Written task
According to the excerpt on the Federal Reserve and inflation, in what year was the Federal Reserve created?

Excerpt
• • • • • • •

Instead of hiring competent people who understand how an economy works and what the role of the Federal Reserve should be in the economy, the people running the institution keep repeating past mistakes. The people running the Federal Reserve keep showing they have no real idea of how an economy works and what role the Federal Reserve should play in the economy.
Fundamentally, by looking at economic statistics one can see what is and what has always been wrong with the Federal Reserve. Here are facts about the Federal Reserve and inflation in the United States.
How the Value of One Dollar has Changed Before and After Federal Reserve
- Value of $1 (one dollar) from 1789 to 1912 - $1.10
- Value of $1 (one dollar) from 1913 to 2018 - $25.54
The top figures show how $1 (one dollar) changed in value in the United States from 1789 to 1912. Why those dates? In 1789, the United States Constitution went into effect. The Federal Reserve was created in 1913. So before the Federal Reserve was created the value of $1 (one dollar) in the United States barely changed over 123 years (from 1789 to 1912).
One dollar in 1789 was worth $1.10 in 1912. In other words, it cost people in 1912 just $1.10 to buy the same goods and services that people in 1789 paid a single dollar for. From 1789 to 1912, there was no inflation in the United States (except for war times).
The bottom figures show how $1 changed in value in the United States from 1913 to 2018. Of course, in 1913 the Federal Reserve was created and the institution began affecting the United States economy.
One dollar in 1913 is worth only $25.54 in 2018. In other words, it costs people today $25.54 to buy the same goods and services that people paid only $1 for in 1913.

• • • • • • •

Record extracts

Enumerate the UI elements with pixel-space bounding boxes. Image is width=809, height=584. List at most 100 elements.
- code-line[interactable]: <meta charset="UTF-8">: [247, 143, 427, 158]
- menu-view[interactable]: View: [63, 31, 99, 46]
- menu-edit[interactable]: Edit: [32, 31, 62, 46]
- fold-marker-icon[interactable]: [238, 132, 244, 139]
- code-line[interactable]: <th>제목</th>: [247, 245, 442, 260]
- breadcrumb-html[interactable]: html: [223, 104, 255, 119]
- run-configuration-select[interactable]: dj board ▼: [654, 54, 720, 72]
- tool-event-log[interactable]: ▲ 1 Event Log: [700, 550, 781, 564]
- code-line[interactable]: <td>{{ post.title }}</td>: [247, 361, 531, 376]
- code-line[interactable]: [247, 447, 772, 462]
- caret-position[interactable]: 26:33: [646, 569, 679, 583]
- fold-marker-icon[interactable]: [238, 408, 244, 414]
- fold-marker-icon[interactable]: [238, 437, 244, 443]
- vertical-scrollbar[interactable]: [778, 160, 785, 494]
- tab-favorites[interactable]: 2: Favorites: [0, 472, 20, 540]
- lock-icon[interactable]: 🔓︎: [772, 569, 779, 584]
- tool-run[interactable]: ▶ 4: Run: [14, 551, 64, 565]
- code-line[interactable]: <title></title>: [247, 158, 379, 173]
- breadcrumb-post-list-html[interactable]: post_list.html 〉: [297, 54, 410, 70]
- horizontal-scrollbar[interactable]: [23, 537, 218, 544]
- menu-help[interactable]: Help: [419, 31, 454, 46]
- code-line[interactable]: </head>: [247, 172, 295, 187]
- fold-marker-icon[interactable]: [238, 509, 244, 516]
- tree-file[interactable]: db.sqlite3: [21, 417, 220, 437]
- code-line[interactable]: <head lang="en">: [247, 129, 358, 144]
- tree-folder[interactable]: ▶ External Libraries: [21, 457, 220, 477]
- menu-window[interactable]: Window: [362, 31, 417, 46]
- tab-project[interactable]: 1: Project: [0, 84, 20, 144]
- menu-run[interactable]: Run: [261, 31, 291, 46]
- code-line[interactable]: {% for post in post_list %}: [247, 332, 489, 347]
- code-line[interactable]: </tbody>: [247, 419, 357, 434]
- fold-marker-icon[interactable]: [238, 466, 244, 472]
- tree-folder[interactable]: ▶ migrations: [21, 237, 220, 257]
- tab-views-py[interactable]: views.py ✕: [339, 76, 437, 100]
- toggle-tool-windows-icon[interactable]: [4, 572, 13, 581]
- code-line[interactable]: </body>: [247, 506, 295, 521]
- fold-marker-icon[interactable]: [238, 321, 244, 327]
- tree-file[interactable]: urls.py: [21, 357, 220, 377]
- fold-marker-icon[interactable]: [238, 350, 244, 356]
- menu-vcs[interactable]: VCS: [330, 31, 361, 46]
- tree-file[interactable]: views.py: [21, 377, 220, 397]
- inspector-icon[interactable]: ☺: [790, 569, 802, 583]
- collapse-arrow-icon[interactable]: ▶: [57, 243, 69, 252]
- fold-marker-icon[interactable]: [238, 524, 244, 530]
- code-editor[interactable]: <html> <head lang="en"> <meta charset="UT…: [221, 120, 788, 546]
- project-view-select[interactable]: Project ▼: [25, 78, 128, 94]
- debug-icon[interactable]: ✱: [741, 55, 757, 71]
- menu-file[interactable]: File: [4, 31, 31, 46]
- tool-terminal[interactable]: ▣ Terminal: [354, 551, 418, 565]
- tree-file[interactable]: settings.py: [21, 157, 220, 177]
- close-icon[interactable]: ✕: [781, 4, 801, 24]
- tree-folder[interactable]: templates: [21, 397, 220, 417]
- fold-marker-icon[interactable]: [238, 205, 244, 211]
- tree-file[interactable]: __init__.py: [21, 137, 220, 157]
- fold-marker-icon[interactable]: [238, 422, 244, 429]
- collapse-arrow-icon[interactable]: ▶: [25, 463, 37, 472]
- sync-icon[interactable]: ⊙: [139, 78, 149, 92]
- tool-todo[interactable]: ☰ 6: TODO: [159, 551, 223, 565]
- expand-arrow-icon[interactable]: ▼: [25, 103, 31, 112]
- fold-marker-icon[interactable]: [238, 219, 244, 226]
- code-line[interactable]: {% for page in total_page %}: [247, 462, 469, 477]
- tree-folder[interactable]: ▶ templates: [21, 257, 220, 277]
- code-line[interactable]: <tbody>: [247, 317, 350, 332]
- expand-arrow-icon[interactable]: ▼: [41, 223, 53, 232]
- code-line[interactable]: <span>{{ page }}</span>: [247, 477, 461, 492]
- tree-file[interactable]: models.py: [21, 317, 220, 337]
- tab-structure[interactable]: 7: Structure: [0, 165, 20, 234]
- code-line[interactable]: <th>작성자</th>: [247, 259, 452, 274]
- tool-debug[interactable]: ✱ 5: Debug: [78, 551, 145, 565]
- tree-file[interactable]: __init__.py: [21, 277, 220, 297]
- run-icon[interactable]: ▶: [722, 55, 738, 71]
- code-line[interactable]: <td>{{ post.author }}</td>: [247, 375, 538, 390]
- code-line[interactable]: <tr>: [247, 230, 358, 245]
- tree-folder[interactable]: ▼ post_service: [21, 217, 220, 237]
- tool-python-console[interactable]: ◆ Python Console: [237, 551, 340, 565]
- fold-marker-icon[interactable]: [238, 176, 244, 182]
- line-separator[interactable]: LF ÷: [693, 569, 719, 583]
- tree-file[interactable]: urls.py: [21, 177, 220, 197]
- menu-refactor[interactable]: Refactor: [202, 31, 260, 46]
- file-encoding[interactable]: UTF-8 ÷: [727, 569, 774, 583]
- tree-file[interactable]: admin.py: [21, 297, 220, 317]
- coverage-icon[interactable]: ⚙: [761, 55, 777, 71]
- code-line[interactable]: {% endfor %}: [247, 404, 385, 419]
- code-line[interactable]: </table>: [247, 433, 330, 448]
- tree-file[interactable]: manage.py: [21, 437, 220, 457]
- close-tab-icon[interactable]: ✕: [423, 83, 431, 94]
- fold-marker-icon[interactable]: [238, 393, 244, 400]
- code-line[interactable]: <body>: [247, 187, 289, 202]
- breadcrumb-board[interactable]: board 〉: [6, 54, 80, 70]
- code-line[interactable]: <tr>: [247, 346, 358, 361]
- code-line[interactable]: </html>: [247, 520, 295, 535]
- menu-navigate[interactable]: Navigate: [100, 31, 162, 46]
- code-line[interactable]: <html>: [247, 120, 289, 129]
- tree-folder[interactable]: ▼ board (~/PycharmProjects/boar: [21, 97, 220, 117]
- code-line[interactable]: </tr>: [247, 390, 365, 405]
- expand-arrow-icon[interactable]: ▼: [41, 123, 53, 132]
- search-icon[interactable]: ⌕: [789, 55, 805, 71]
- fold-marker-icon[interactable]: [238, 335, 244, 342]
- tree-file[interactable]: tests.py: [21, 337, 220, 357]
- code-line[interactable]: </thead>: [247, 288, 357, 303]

• • • • • • •

Exercise output
1913